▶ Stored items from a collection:

+ + + +

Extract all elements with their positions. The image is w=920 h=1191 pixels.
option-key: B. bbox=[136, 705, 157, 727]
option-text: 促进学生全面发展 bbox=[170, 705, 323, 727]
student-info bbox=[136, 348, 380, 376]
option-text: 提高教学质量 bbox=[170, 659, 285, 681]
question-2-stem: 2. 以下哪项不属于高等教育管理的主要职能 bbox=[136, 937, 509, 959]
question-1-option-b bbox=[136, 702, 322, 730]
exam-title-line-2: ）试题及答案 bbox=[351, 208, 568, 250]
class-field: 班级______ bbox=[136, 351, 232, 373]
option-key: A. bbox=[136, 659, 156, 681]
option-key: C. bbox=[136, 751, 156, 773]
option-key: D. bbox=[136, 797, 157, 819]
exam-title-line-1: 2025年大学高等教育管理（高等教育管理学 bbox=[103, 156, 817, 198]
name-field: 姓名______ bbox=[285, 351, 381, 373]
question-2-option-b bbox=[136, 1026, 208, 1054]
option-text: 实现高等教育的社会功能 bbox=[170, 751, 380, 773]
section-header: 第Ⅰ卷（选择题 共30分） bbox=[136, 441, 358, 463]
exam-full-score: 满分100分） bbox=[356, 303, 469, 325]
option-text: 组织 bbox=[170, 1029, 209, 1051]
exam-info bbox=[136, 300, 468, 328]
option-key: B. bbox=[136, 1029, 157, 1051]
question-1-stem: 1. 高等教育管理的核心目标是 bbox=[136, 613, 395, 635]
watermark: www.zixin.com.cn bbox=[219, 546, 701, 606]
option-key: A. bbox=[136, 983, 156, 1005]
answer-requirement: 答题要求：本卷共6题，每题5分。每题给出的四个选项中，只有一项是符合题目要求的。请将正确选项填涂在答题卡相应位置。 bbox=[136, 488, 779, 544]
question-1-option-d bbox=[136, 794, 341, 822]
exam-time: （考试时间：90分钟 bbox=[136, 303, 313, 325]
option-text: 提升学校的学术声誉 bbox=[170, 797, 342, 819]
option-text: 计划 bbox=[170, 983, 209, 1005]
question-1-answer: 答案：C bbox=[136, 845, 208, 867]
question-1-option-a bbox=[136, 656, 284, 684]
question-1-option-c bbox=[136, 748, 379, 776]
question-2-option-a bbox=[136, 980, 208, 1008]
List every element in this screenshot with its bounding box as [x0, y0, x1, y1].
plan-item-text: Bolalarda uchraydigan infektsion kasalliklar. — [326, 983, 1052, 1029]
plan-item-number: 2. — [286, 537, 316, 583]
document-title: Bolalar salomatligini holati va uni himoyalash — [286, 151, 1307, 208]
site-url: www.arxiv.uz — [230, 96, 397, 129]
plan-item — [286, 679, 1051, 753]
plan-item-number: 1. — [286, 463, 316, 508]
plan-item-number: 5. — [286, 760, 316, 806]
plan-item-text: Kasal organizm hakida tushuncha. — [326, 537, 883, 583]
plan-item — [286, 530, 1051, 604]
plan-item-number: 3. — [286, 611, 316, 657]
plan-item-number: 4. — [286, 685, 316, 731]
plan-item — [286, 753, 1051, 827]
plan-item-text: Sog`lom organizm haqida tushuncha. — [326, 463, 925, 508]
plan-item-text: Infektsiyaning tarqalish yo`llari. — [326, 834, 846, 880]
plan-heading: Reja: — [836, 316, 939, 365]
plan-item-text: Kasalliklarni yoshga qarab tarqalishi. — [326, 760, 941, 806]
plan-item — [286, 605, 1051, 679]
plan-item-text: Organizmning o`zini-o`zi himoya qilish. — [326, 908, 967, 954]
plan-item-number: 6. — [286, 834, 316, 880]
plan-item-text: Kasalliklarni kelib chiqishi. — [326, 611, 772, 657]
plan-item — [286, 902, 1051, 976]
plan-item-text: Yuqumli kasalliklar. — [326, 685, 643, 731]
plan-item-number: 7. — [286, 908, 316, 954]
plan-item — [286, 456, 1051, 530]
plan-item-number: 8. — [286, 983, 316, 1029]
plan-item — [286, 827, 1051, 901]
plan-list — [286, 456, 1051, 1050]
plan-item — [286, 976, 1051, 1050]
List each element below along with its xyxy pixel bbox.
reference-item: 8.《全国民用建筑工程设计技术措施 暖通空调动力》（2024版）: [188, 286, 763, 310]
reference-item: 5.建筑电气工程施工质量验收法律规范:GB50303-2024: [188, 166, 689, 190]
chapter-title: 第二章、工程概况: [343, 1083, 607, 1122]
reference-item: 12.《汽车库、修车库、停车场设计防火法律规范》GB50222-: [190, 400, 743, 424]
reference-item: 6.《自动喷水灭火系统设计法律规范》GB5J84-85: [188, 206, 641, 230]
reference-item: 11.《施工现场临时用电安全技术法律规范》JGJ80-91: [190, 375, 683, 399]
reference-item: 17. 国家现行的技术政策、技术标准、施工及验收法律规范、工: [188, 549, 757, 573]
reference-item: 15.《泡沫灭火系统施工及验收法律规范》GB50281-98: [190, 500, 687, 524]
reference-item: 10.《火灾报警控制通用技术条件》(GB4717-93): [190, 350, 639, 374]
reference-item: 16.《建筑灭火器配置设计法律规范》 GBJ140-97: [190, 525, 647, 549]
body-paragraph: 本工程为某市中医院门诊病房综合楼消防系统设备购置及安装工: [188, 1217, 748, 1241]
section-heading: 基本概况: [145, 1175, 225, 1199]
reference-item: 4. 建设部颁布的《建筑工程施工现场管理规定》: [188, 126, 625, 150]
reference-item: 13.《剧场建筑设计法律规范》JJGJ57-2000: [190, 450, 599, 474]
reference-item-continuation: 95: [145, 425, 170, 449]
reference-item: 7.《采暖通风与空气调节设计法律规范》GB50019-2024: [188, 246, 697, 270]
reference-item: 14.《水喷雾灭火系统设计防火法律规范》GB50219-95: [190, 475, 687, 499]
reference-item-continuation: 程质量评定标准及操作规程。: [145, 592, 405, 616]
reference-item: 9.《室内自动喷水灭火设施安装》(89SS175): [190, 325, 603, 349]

+ + + +

▶ EXERCISE DETAILS:
Lay out the items above as a JSON list of strings, one string per line and no blank lines. Cover the lines from the start of the items through the line that contains "plan-item-text: Kasal organizm", with both ends included.

▶ OUTPUT BELOW:
[
  "Extract all elements with their positions. The image is w=920 h=1191 pixels.",
  "option-key: B. bbox=[136, 705, 157, 727]",
  "option-text: 促进学生全面发展 bbox=[170, 705, 323, 727]",
  "student-info bbox=[136, 348, 380, 376]",
  "option-text: 提高教学质量 bbox=[170, 659, 285, 681]",
  "question-2-stem: 2. 以下哪项不属于高等教育管理的主要职能 bbox=[136, 937, 509, 959]",
  "question-1-option-b bbox=[136, 702, 322, 730]",
  "exam-title-line-2: ）试题及答案 bbox=[351, 208, 568, 250]",
  "class-field: 班级______ bbox=[136, 351, 232, 373]",
  "option-key: A. bbox=[136, 659, 156, 681]",
  "option-key: C. bbox=[136, 751, 156, 773]",
  "option-key: D. bbox=[136, 797, 157, 819]",
  "exam-title-line-1: 2025年大学高等教育管理（高等教育管理学 bbox=[103, 156, 817, 198]",
  "name-field: 姓名______ bbox=[285, 351, 381, 373]",
  "question-2-option-b bbox=[136, 1026, 208, 1054]",
  "option-text: 实现高等教育的社会功能 bbox=[170, 751, 380, 773]",
  "section-header: 第Ⅰ卷（选择题 共30分） bbox=[136, 441, 358, 463]",
  "exam-full-score: 满分100分） bbox=[356, 303, 469, 325]",
  "option-text: 组织 bbox=[170, 1029, 209, 1051]",
  "exam-info bbox=[136, 300, 468, 328]",
  "option-key: B. bbox=[136, 1029, 157, 1051]",
  "question-1-stem: 1. 高等教育管理的核心目标是 bbox=[136, 613, 395, 635]",
  "watermark: www.zixin.com.cn bbox=[219, 546, 701, 606]",
  "option-key: A. bbox=[136, 983, 156, 1005]",
  "answer-requirement: 答题要求：本卷共6题，每题5分。每题给出的四个选项中，只有一项是符合题目要求的。请将正确选项填涂在答题卡相应位置。 bbox=[136, 488, 779, 544]",
  "question-1-option-d bbox=[136, 794, 341, 822]",
  "exam-time: （考试时间：90分钟 bbox=[136, 303, 313, 325]",
  "option-text: 提升学校的学术声誉 bbox=[170, 797, 342, 819]",
  "option-text: 计划 bbox=[170, 983, 209, 1005]",
  "question-1-answer: 答案：C bbox=[136, 845, 208, 867]",
  "question-1-option-a bbox=[136, 656, 284, 684]",
  "question-1-option-c bbox=[136, 748, 379, 776]",
  "question-2-option-a bbox=[136, 980, 208, 1008]",
  "List every element in this screenshot with its bounding box as [x0, y0, x1, y1].",
  "plan-item-text: Bolalarda uchraydigan infektsion kasalliklar. — [326, 983, 1052, 1029]",
  "plan-item-number: 2. — [286, 537, 316, 583]",
  "document-title: Bolalar salomatligini holati va uni himoyalash — [286, 151, 1307, 208]",
  "site-url: www.arxiv.uz — [230, 96, 397, 129]",
  "plan-item — [286, 679, 1051, 753]",
  "plan-item-number: 1. — [286, 463, 316, 508]",
  "plan-item-number: 5. — [286, 760, 316, 806]",
  "plan-item-text: Kasal organizm hakida tushuncha. — [326, 537, 883, 583]"
]